- _What to do_:
Search the data below for the word "ylabel" and copy each line that holds it.

- _Supplied data_:
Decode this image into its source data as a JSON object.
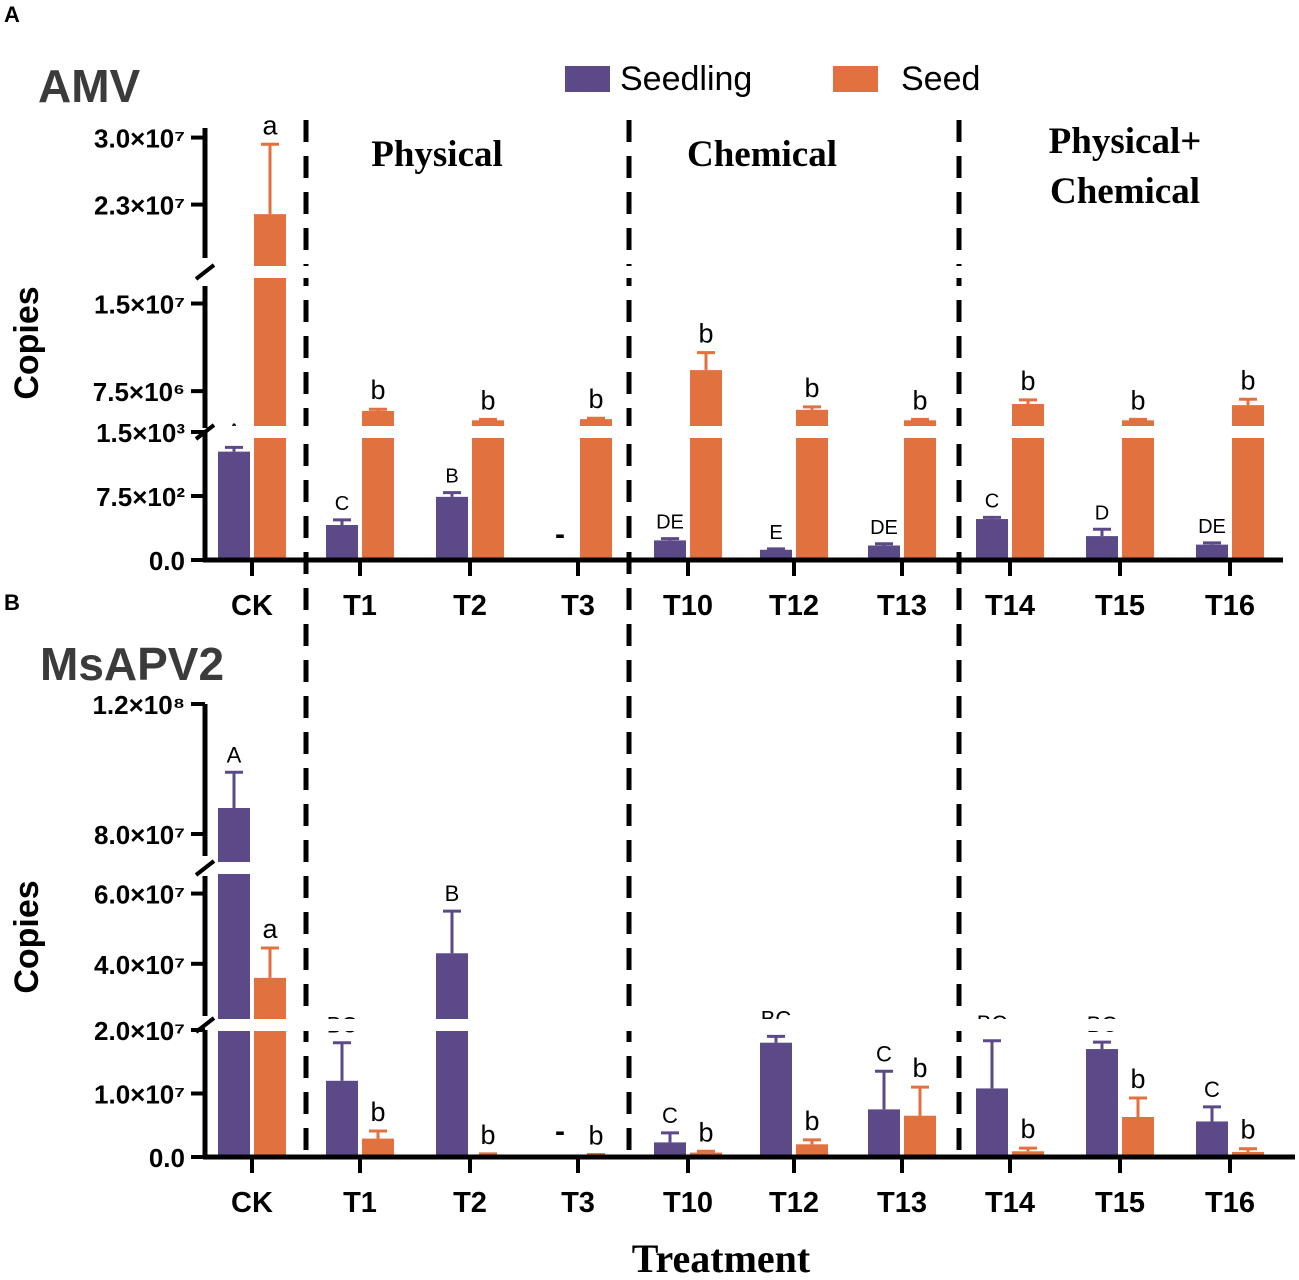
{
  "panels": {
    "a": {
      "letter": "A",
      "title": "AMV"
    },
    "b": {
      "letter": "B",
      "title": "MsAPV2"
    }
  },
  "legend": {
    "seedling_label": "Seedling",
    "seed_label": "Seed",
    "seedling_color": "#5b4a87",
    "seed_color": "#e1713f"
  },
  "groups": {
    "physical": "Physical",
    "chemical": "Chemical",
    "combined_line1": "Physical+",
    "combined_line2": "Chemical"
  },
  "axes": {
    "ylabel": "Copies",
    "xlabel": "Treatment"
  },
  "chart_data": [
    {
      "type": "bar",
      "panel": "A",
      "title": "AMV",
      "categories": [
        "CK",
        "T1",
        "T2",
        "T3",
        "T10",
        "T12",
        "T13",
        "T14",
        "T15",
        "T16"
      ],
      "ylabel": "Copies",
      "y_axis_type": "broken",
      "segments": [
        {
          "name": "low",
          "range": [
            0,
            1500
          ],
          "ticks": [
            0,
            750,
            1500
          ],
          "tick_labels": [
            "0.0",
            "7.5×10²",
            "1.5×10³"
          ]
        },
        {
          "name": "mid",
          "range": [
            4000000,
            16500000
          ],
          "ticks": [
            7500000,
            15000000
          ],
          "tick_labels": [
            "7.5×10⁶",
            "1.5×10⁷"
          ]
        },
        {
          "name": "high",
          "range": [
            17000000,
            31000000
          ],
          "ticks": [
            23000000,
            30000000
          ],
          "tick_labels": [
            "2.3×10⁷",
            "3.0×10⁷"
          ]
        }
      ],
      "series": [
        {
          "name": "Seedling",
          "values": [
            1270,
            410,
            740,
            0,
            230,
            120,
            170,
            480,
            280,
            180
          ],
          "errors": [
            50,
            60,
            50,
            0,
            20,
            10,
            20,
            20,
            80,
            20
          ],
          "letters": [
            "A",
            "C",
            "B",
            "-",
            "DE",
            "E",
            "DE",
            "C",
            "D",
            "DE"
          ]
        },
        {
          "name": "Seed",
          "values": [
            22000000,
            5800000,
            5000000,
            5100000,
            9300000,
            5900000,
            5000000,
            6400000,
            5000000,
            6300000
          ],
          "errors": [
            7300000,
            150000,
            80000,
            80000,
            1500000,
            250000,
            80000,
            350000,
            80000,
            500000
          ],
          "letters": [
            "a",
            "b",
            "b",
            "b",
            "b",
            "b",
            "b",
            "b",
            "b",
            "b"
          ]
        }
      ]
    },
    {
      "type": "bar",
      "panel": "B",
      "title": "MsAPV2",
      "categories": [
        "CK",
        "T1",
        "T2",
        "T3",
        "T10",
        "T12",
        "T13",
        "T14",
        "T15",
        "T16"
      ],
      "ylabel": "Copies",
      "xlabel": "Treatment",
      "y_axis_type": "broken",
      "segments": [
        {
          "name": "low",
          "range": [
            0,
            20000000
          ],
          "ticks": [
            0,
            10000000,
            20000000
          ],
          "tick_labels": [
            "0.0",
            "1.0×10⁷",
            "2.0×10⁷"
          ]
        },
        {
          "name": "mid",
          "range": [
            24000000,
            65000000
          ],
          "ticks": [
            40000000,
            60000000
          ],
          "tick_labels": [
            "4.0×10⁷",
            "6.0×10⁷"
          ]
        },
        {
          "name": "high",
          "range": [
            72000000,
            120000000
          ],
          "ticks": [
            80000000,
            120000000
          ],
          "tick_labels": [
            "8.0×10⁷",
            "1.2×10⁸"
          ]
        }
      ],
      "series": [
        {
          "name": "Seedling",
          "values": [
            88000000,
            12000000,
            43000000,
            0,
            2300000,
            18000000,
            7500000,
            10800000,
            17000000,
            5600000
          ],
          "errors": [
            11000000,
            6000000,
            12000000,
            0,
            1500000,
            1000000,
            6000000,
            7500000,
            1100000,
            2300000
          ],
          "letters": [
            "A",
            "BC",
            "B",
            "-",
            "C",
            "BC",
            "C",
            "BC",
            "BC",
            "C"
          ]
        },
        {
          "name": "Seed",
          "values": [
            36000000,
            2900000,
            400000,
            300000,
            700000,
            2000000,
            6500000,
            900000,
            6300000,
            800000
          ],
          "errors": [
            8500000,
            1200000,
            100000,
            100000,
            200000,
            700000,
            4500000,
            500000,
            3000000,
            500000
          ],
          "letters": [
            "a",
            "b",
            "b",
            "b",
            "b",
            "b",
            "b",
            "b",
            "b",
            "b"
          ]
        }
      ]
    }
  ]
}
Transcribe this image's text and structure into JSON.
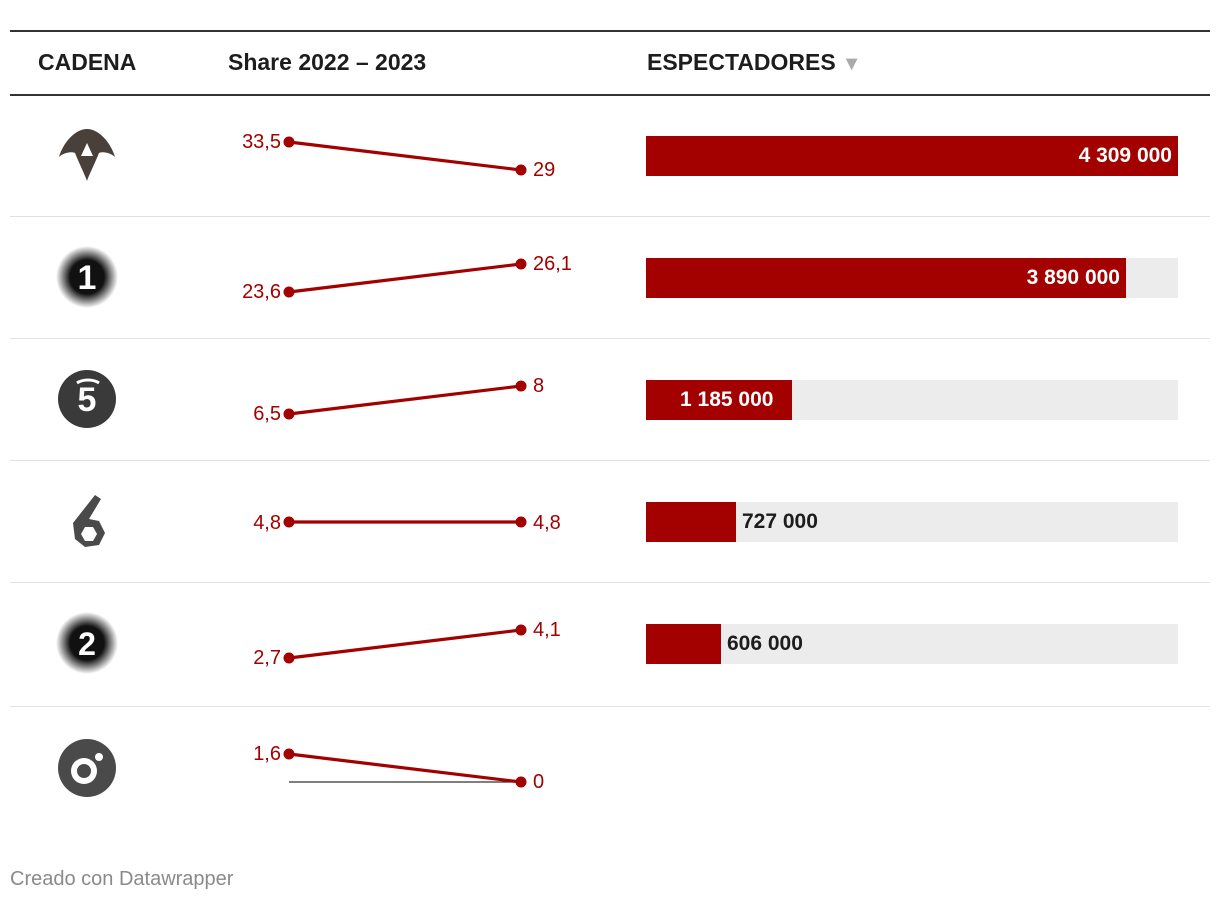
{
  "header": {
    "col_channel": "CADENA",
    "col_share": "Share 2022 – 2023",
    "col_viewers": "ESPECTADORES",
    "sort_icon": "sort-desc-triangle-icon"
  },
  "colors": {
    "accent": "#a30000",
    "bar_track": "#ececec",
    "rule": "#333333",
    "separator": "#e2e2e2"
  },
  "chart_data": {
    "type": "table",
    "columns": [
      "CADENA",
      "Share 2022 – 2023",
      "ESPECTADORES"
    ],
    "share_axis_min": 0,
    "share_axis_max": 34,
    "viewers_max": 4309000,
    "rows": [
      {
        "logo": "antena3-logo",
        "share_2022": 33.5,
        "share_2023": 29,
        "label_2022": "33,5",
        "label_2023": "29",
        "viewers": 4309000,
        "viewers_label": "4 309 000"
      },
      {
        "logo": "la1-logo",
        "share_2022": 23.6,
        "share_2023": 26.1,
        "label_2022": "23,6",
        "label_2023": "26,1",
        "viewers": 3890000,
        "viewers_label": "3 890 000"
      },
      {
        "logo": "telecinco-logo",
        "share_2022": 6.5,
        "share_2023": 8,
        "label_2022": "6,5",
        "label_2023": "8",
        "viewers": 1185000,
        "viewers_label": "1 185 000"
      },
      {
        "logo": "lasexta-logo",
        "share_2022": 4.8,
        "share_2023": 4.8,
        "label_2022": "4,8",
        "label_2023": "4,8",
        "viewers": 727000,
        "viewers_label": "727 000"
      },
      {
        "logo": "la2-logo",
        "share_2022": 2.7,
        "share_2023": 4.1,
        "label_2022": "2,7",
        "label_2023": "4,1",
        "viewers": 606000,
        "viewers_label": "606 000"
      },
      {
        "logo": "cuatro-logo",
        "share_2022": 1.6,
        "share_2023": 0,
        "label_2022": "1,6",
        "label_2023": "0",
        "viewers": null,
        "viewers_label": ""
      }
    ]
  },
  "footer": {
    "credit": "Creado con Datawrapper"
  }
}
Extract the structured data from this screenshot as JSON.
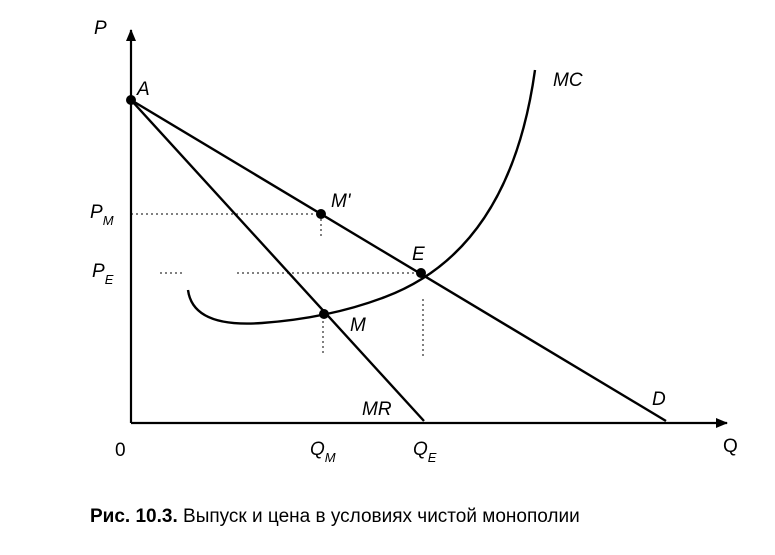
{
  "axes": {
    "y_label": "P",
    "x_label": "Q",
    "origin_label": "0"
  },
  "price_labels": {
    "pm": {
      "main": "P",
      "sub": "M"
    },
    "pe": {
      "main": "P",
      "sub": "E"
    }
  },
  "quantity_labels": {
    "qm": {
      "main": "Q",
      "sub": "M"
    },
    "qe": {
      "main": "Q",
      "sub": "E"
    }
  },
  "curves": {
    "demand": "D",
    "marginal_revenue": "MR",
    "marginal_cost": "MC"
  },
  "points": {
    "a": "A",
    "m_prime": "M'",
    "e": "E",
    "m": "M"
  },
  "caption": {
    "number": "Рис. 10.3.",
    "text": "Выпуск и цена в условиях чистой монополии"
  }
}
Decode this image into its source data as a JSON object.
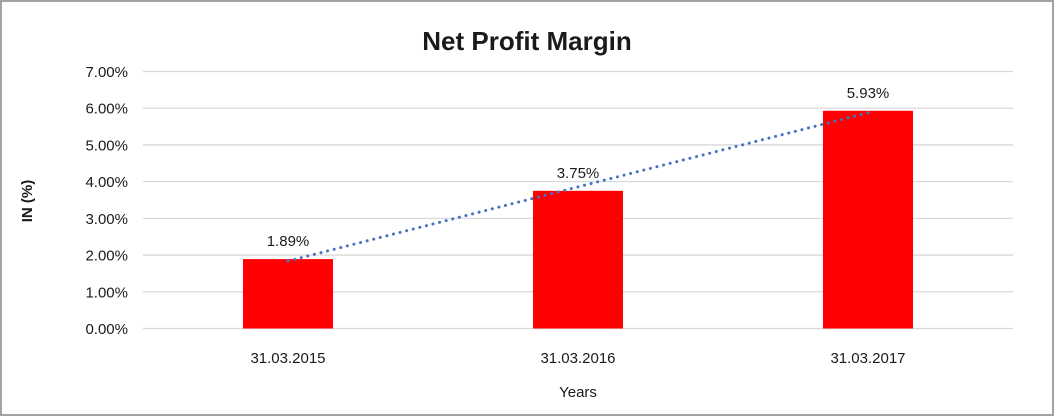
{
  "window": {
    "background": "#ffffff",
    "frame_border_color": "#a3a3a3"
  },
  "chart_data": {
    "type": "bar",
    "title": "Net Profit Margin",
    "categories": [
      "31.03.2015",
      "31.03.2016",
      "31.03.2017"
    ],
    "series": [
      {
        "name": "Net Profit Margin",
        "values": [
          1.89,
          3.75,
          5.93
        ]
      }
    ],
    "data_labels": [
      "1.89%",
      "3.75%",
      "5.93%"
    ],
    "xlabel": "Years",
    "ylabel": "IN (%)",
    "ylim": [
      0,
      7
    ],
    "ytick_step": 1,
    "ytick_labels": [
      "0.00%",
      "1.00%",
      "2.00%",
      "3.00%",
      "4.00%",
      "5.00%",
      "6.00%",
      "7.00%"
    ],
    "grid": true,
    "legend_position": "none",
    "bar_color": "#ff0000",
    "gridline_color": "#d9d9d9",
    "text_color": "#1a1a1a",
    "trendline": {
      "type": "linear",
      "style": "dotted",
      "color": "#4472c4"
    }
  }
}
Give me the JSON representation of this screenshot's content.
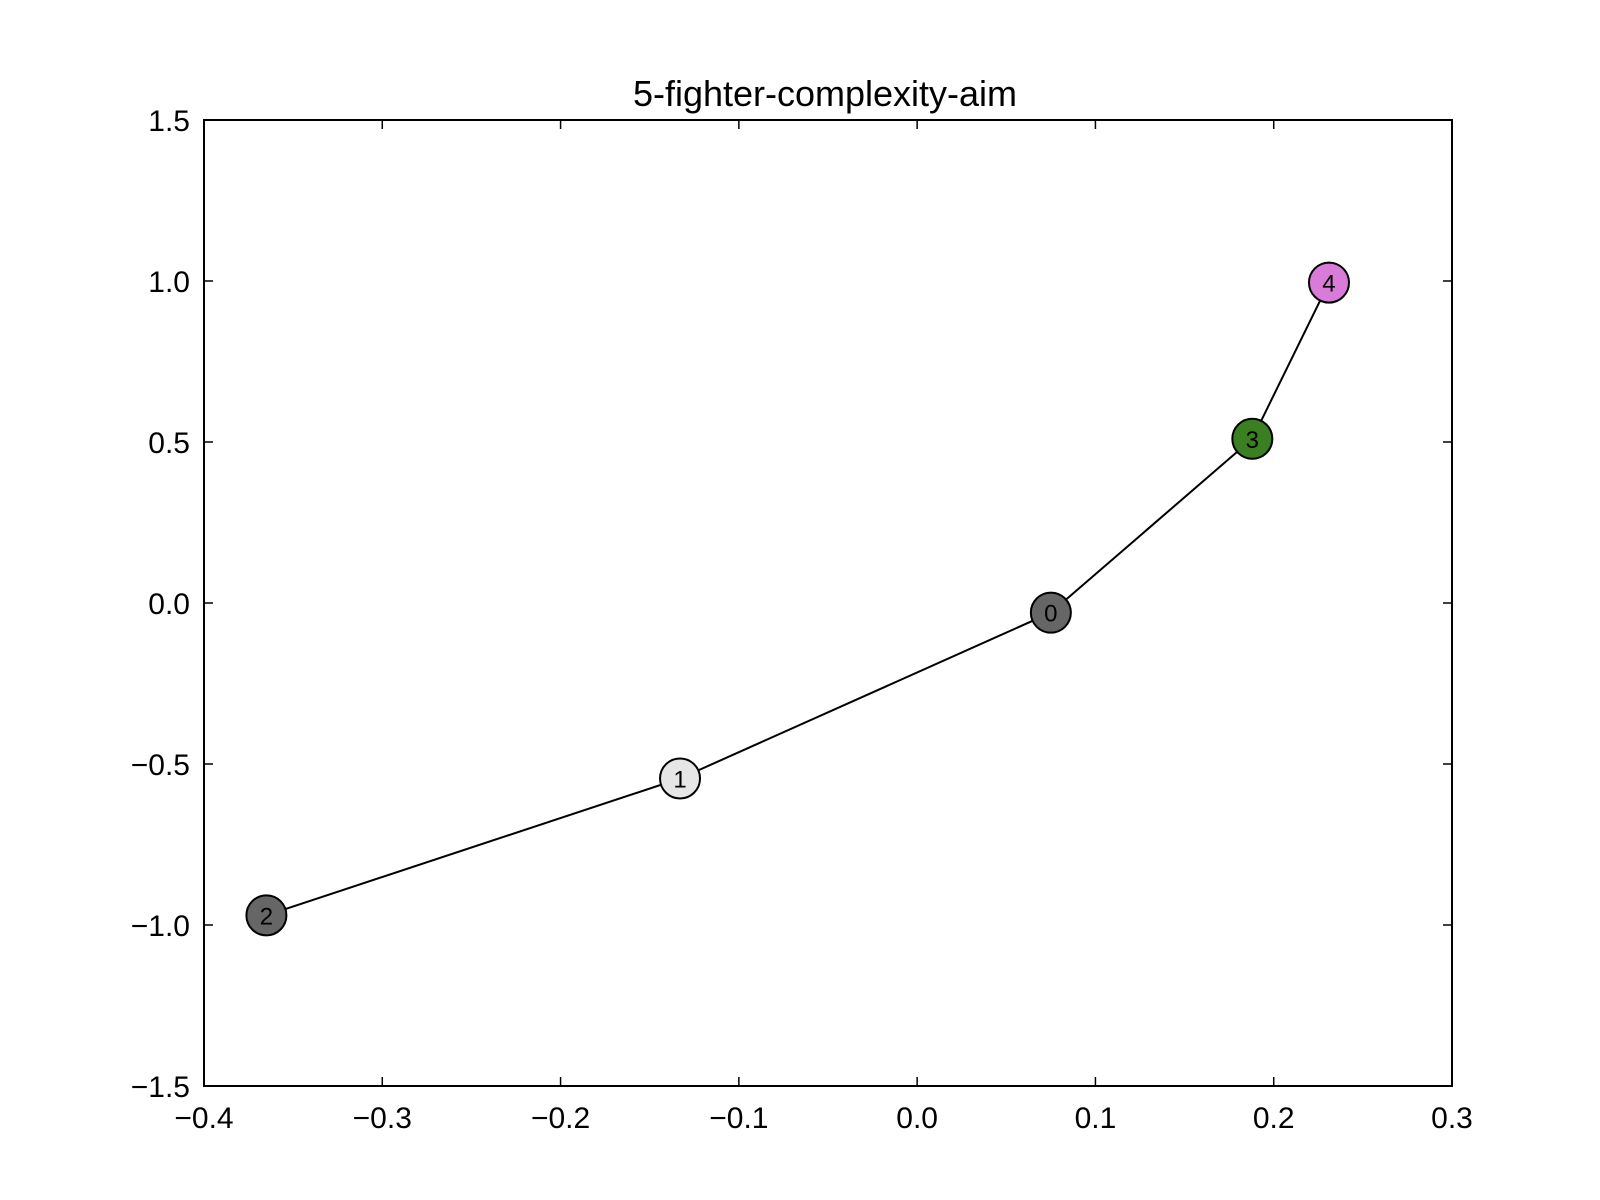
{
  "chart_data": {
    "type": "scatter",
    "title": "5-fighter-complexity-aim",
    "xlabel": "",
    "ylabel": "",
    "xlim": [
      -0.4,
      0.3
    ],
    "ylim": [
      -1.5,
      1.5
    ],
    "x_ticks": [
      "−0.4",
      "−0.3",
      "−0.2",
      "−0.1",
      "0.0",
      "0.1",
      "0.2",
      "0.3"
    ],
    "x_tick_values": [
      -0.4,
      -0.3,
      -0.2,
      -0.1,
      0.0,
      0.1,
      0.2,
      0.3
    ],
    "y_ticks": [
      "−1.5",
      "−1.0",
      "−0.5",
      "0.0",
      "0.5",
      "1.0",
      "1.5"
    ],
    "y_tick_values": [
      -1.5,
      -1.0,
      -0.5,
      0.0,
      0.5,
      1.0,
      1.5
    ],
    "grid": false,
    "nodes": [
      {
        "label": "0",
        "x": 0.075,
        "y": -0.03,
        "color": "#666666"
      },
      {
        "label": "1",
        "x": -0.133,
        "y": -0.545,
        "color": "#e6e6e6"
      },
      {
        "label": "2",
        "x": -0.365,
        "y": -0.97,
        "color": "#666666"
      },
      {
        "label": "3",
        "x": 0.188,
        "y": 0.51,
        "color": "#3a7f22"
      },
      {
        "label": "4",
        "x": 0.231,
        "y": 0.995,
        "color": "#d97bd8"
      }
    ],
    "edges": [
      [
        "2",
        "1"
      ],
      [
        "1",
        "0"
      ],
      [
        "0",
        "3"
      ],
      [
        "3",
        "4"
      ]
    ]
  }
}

- _The solution_:
    "ylabel": "Copies",
      "ylabel": "Copies",
      "ylabel": "Copies",
    "ylabel": "IN (%)",
    "ylabel": "",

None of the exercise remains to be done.